What is needed: List the lines of this listing that hold the word "Total".

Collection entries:
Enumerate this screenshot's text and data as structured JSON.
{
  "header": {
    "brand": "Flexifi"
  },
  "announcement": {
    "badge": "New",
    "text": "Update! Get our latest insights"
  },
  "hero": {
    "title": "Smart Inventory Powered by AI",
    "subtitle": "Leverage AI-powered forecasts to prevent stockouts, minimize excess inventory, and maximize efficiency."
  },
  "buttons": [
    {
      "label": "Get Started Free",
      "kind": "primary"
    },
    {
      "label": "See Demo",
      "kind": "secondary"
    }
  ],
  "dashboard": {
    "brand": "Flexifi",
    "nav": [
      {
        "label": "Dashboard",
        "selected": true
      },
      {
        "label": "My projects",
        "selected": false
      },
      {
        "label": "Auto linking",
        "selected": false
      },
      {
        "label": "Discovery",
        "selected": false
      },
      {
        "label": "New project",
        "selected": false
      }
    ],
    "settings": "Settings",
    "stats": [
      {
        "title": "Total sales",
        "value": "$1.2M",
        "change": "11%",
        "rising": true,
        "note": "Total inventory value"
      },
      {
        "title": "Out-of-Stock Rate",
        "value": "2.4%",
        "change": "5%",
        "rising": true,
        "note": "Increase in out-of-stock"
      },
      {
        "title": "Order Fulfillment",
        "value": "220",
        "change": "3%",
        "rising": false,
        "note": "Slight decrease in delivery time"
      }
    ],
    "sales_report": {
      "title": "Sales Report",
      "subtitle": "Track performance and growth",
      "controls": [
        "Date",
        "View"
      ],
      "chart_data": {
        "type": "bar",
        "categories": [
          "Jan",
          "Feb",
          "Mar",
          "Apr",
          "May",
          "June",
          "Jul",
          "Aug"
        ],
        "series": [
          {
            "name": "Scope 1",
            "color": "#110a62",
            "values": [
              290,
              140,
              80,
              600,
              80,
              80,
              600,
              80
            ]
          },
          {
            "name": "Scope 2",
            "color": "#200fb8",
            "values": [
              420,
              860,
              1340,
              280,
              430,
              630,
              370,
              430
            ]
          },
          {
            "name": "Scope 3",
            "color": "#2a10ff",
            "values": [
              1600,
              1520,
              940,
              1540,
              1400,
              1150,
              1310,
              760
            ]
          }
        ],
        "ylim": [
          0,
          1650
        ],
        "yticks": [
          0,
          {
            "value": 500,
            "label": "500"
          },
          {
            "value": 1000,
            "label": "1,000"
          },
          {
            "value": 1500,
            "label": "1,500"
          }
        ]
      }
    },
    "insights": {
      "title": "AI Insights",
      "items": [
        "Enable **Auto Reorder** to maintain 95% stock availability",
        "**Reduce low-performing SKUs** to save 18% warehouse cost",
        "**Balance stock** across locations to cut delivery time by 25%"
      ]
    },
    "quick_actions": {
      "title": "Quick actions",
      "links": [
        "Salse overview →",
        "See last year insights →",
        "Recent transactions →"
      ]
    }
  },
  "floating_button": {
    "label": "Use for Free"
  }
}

The completed task:
        "title": "Total sales",
        "note": "Total inventory value"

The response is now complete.